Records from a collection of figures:
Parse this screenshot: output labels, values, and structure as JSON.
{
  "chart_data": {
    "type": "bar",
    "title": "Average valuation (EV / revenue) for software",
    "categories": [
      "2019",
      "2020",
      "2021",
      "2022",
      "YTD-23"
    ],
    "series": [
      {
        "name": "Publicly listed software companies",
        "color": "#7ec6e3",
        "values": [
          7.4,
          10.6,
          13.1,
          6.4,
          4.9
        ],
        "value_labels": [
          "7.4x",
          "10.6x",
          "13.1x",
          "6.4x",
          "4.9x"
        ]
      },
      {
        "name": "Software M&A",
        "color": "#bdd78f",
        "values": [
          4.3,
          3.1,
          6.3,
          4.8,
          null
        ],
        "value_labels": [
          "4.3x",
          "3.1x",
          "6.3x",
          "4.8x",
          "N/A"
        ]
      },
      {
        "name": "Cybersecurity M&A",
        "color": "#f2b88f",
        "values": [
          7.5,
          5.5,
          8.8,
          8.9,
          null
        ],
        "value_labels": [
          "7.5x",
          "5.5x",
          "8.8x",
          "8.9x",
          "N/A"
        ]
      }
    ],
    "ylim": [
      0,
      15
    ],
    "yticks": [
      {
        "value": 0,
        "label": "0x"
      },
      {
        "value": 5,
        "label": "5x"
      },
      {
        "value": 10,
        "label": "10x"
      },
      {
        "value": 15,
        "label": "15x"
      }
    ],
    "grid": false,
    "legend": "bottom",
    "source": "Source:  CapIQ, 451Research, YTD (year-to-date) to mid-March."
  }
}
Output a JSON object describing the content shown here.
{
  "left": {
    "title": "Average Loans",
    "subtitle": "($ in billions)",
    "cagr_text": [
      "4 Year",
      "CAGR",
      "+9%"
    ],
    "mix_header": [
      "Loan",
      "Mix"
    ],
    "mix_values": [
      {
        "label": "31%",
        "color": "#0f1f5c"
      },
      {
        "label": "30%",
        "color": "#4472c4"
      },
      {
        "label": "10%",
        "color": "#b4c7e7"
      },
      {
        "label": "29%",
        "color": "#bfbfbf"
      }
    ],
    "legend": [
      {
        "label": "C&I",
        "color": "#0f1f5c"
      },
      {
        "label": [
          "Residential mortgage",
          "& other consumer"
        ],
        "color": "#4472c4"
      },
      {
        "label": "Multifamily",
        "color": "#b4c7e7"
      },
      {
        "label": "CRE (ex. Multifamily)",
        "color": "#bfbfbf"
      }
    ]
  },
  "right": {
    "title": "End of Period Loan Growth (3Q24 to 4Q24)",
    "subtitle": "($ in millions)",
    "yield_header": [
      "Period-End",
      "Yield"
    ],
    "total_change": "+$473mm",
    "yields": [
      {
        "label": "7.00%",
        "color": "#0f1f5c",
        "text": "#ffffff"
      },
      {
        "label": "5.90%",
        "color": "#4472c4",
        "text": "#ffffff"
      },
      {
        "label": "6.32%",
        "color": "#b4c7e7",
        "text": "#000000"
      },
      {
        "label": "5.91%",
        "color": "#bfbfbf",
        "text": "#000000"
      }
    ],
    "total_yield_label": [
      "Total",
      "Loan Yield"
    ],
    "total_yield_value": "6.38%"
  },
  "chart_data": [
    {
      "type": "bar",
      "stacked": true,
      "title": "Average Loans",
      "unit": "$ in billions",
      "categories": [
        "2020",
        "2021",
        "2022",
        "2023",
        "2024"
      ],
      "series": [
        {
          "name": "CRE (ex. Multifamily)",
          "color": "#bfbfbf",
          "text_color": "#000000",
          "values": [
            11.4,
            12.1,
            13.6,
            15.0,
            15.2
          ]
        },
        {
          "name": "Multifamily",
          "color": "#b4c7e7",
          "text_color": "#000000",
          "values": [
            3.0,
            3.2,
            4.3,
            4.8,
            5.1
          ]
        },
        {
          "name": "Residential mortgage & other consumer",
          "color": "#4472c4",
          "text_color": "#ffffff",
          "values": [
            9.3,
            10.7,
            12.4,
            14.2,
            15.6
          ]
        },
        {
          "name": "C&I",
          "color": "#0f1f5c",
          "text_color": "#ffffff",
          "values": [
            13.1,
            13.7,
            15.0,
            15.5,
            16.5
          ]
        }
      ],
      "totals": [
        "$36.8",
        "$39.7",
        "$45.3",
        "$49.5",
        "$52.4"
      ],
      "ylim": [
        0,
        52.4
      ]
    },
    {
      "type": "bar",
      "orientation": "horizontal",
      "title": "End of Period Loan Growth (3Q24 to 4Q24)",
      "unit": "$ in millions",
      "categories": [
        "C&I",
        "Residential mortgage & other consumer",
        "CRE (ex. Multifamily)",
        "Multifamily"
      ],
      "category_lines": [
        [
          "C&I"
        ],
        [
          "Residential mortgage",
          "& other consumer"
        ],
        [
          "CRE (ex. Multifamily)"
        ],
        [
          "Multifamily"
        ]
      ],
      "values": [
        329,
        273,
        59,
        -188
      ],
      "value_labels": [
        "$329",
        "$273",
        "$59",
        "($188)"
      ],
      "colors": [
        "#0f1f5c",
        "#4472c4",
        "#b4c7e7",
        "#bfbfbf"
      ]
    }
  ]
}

→ PROBLEM TO WORK ON: Copy the data above in full, character for character.

→ ANSWER TO THE EXERCISE:
Parse this screenshot: output labels, values, and structure as JSON.
{
  "chart_data": {
    "type": "bar",
    "title": "Average valuation (EV / revenue) for software",
    "categories": [
      "2019",
      "2020",
      "2021",
      "2022",
      "YTD-23"
    ],
    "series": [
      {
        "name": "Publicly listed software companies",
        "color": "#7ec6e3",
        "values": [
          7.4,
          10.6,
          13.1,
          6.4,
          4.9
        ],
        "value_labels": [
          "7.4x",
          "10.6x",
          "13.1x",
          "6.4x",
          "4.9x"
        ]
      },
      {
        "name": "Software M&A",
        "color": "#bdd78f",
        "values": [
          4.3,
          3.1,
          6.3,
          4.8,
          null
        ],
        "value_labels": [
          "4.3x",
          "3.1x",
          "6.3x",
          "4.8x",
          "N/A"
        ]
      },
      {
        "name": "Cybersecurity M&A",
        "color": "#f2b88f",
        "values": [
          7.5,
          5.5,
          8.8,
          8.9,
          null
        ],
        "value_labels": [
          "7.5x",
          "5.5x",
          "8.8x",
          "8.9x",
          "N/A"
        ]
      }
    ],
    "ylim": [
      0,
      15
    ],
    "yticks": [
      {
        "value": 0,
        "label": "0x"
      },
      {
        "value": 5,
        "label": "5x"
      },
      {
        "value": 10,
        "label": "10x"
      },
      {
        "value": 15,
        "label": "15x"
      }
    ],
    "grid": false,
    "legend": "bottom",
    "source": "Source:  CapIQ, 451Research, YTD (year-to-date) to mid-March."
  }
}
Output a JSON object describing the content shown here.
{
  "left": {
    "title": "Average Loans",
    "subtitle": "($ in billions)",
    "cagr_text": [
      "4 Year",
      "CAGR",
      "+9%"
    ],
    "mix_header": [
      "Loan",
      "Mix"
    ],
    "mix_values": [
      {
        "label": "31%",
        "color": "#0f1f5c"
      },
      {
        "label": "30%",
        "color": "#4472c4"
      },
      {
        "label": "10%",
        "color": "#b4c7e7"
      },
      {
        "label": "29%",
        "color": "#bfbfbf"
      }
    ],
    "legend": [
      {
        "label": "C&I",
        "color": "#0f1f5c"
      },
      {
        "label": [
          "Residential mortgage",
          "& other consumer"
        ],
        "color": "#4472c4"
      },
      {
        "label": "Multifamily",
        "color": "#b4c7e7"
      },
      {
        "label": "CRE (ex. Multifamily)",
        "color": "#bfbfbf"
      }
    ]
  },
  "right": {
    "title": "End of Period Loan Growth (3Q24 to 4Q24)",
    "subtitle": "($ in millions)",
    "yield_header": [
      "Period-End",
      "Yield"
    ],
    "total_change": "+$473mm",
    "yields": [
      {
        "label": "7.00%",
        "color": "#0f1f5c",
        "text": "#ffffff"
      },
      {
        "label": "5.90%",
        "color": "#4472c4",
        "text": "#ffffff"
      },
      {
        "label": "6.32%",
        "color": "#b4c7e7",
        "text": "#000000"
      },
      {
        "label": "5.91%",
        "color": "#bfbfbf",
        "text": "#000000"
      }
    ],
    "total_yield_label": [
      "Total",
      "Loan Yield"
    ],
    "total_yield_value": "6.38%"
  },
  "chart_data": [
    {
      "type": "bar",
      "stacked": true,
      "title": "Average Loans",
      "unit": "$ in billions",
      "categories": [
        "2020",
        "2021",
        "2022",
        "2023",
        "2024"
      ],
      "series": [
        {
          "name": "CRE (ex. Multifamily)",
          "color": "#bfbfbf",
          "text_color": "#000000",
          "values": [
            11.4,
            12.1,
            13.6,
            15.0,
            15.2
          ]
        },
        {
          "name": "Multifamily",
          "color": "#b4c7e7",
          "text_color": "#000000",
          "values": [
            3.0,
            3.2,
            4.3,
            4.8,
            5.1
          ]
        },
        {
          "name": "Residential mortgage & other consumer",
          "color": "#4472c4",
          "text_color": "#ffffff",
          "values": [
            9.3,
            10.7,
            12.4,
            14.2,
            15.6
          ]
        },
        {
          "name": "C&I",
          "color": "#0f1f5c",
          "text_color": "#ffffff",
          "values": [
            13.1,
            13.7,
            15.0,
            15.5,
            16.5
          ]
        }
      ],
      "totals": [
        "$36.8",
        "$39.7",
        "$45.3",
        "$49.5",
        "$52.4"
      ],
      "ylim": [
        0,
        52.4
      ]
    },
    {
      "type": "bar",
      "orientation": "horizontal",
      "title": "End of Period Loan Growth (3Q24 to 4Q24)",
      "unit": "$ in millions",
      "categories": [
        "C&I",
        "Residential mortgage & other consumer",
        "CRE (ex. Multifamily)",
        "Multifamily"
      ],
      "category_lines": [
        [
          "C&I"
        ],
        [
          "Residential mortgage",
          "& other consumer"
        ],
        [
          "CRE (ex. Multifamily)"
        ],
        [
          "Multifamily"
        ]
      ],
      "values": [
        329,
        273,
        59,
        -188
      ],
      "value_labels": [
        "$329",
        "$273",
        "$59",
        "($188)"
      ],
      "colors": [
        "#0f1f5c",
        "#4472c4",
        "#b4c7e7",
        "#bfbfbf"
      ]
    }
  ]
}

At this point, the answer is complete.